→ **GIVEN PROBLEM**
Each entry that follows is to be retyped exactly. Pictures do not belong in the copy.

→ **PROVIDED DATA**
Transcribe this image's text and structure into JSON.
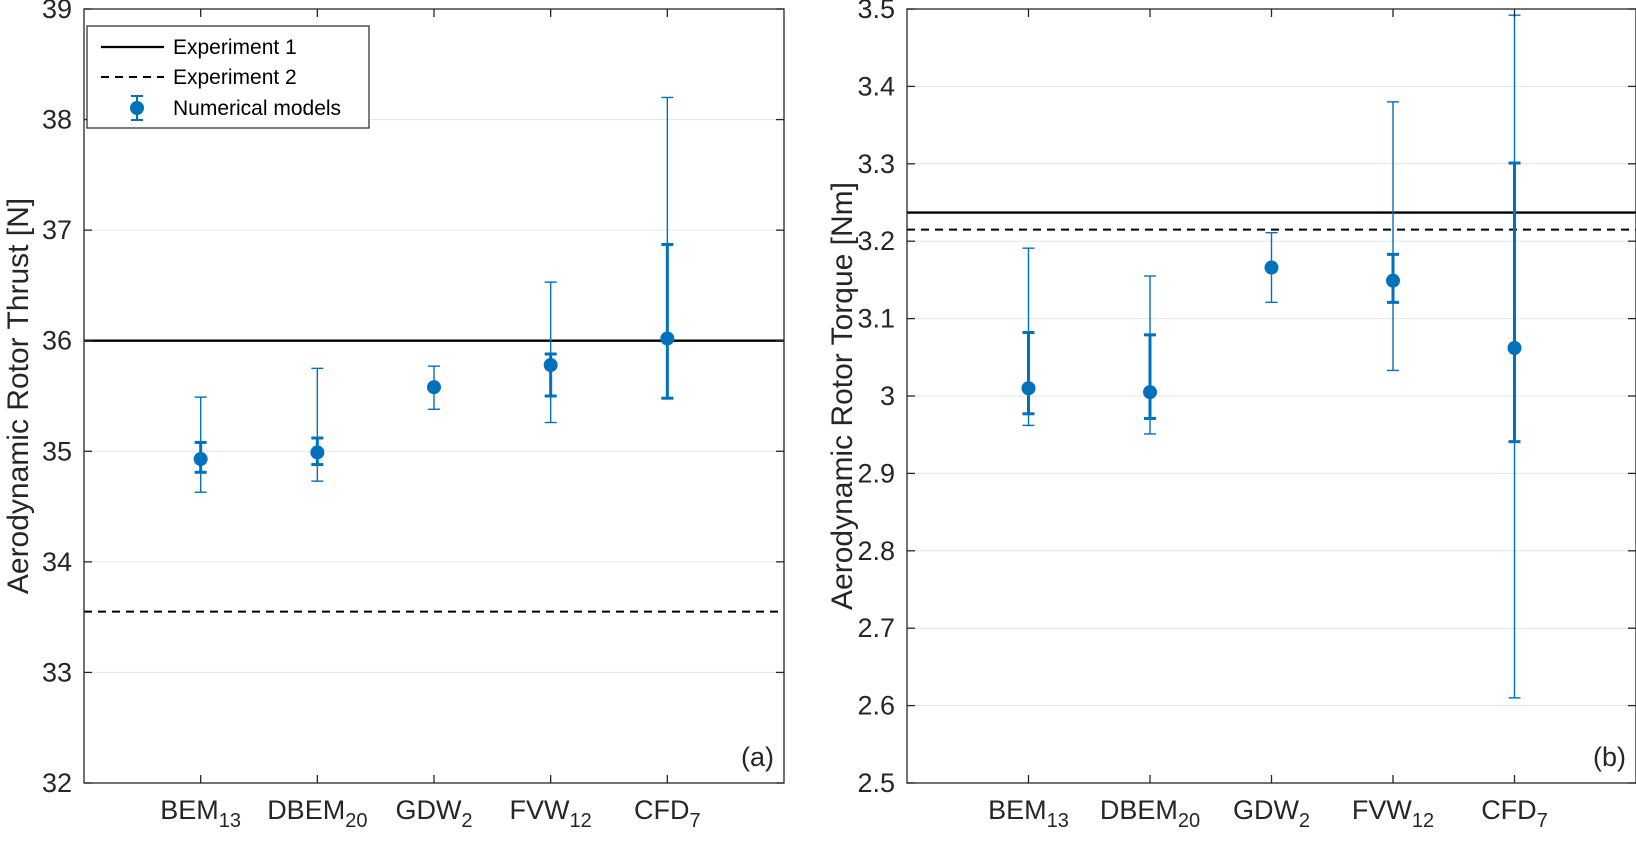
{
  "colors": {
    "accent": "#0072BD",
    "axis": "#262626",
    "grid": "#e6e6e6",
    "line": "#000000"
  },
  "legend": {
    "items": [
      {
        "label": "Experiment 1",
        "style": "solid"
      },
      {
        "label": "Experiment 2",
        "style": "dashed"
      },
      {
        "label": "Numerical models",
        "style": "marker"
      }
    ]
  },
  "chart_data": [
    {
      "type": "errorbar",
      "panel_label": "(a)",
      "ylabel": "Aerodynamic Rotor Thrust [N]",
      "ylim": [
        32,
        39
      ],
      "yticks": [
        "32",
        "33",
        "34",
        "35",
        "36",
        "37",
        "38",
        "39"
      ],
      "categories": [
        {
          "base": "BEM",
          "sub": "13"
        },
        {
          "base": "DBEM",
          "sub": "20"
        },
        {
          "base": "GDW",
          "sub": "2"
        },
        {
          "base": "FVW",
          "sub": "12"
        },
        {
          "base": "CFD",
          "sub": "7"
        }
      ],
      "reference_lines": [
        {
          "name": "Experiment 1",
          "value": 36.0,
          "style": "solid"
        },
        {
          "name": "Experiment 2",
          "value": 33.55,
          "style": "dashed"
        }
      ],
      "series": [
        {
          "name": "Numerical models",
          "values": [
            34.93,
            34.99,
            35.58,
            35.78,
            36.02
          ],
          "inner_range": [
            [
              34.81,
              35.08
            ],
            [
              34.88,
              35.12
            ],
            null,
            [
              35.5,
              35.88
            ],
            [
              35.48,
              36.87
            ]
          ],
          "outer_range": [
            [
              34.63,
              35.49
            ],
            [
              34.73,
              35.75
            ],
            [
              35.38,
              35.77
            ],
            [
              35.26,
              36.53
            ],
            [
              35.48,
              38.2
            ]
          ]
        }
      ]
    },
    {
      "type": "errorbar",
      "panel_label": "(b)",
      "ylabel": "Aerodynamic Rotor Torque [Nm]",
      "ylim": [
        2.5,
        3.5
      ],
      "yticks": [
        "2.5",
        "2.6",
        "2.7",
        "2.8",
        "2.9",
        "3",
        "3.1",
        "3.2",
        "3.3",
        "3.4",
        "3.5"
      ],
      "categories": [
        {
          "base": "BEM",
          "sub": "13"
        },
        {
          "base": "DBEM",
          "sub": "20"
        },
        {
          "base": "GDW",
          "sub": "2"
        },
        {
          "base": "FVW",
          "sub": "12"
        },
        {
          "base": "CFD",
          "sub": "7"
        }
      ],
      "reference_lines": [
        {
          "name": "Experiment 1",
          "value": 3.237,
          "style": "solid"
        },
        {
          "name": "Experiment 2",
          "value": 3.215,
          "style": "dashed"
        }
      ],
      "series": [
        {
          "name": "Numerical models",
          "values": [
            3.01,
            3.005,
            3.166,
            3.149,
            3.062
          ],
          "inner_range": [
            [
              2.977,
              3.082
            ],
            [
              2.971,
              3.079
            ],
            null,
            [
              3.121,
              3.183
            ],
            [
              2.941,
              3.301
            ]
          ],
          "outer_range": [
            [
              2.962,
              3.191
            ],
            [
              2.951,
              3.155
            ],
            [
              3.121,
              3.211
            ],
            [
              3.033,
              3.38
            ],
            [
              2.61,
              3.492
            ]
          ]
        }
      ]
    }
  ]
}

→ **RESULT OF THE TASK**
Transcribe this image's text and structure into JSON.
{
  "colors": {
    "accent": "#0072BD",
    "axis": "#262626",
    "grid": "#e6e6e6",
    "line": "#000000"
  },
  "legend": {
    "items": [
      {
        "label": "Experiment 1",
        "style": "solid"
      },
      {
        "label": "Experiment 2",
        "style": "dashed"
      },
      {
        "label": "Numerical models",
        "style": "marker"
      }
    ]
  },
  "chart_data": [
    {
      "type": "errorbar",
      "panel_label": "(a)",
      "ylabel": "Aerodynamic Rotor Thrust [N]",
      "ylim": [
        32,
        39
      ],
      "yticks": [
        "32",
        "33",
        "34",
        "35",
        "36",
        "37",
        "38",
        "39"
      ],
      "categories": [
        {
          "base": "BEM",
          "sub": "13"
        },
        {
          "base": "DBEM",
          "sub": "20"
        },
        {
          "base": "GDW",
          "sub": "2"
        },
        {
          "base": "FVW",
          "sub": "12"
        },
        {
          "base": "CFD",
          "sub": "7"
        }
      ],
      "reference_lines": [
        {
          "name": "Experiment 1",
          "value": 36.0,
          "style": "solid"
        },
        {
          "name": "Experiment 2",
          "value": 33.55,
          "style": "dashed"
        }
      ],
      "series": [
        {
          "name": "Numerical models",
          "values": [
            34.93,
            34.99,
            35.58,
            35.78,
            36.02
          ],
          "inner_range": [
            [
              34.81,
              35.08
            ],
            [
              34.88,
              35.12
            ],
            null,
            [
              35.5,
              35.88
            ],
            [
              35.48,
              36.87
            ]
          ],
          "outer_range": [
            [
              34.63,
              35.49
            ],
            [
              34.73,
              35.75
            ],
            [
              35.38,
              35.77
            ],
            [
              35.26,
              36.53
            ],
            [
              35.48,
              38.2
            ]
          ]
        }
      ]
    },
    {
      "type": "errorbar",
      "panel_label": "(b)",
      "ylabel": "Aerodynamic Rotor Torque [Nm]",
      "ylim": [
        2.5,
        3.5
      ],
      "yticks": [
        "2.5",
        "2.6",
        "2.7",
        "2.8",
        "2.9",
        "3",
        "3.1",
        "3.2",
        "3.3",
        "3.4",
        "3.5"
      ],
      "categories": [
        {
          "base": "BEM",
          "sub": "13"
        },
        {
          "base": "DBEM",
          "sub": "20"
        },
        {
          "base": "GDW",
          "sub": "2"
        },
        {
          "base": "FVW",
          "sub": "12"
        },
        {
          "base": "CFD",
          "sub": "7"
        }
      ],
      "reference_lines": [
        {
          "name": "Experiment 1",
          "value": 3.237,
          "style": "solid"
        },
        {
          "name": "Experiment 2",
          "value": 3.215,
          "style": "dashed"
        }
      ],
      "series": [
        {
          "name": "Numerical models",
          "values": [
            3.01,
            3.005,
            3.166,
            3.149,
            3.062
          ],
          "inner_range": [
            [
              2.977,
              3.082
            ],
            [
              2.971,
              3.079
            ],
            null,
            [
              3.121,
              3.183
            ],
            [
              2.941,
              3.301
            ]
          ],
          "outer_range": [
            [
              2.962,
              3.191
            ],
            [
              2.951,
              3.155
            ],
            [
              3.121,
              3.211
            ],
            [
              3.033,
              3.38
            ],
            [
              2.61,
              3.492
            ]
          ]
        }
      ]
    }
  ]
}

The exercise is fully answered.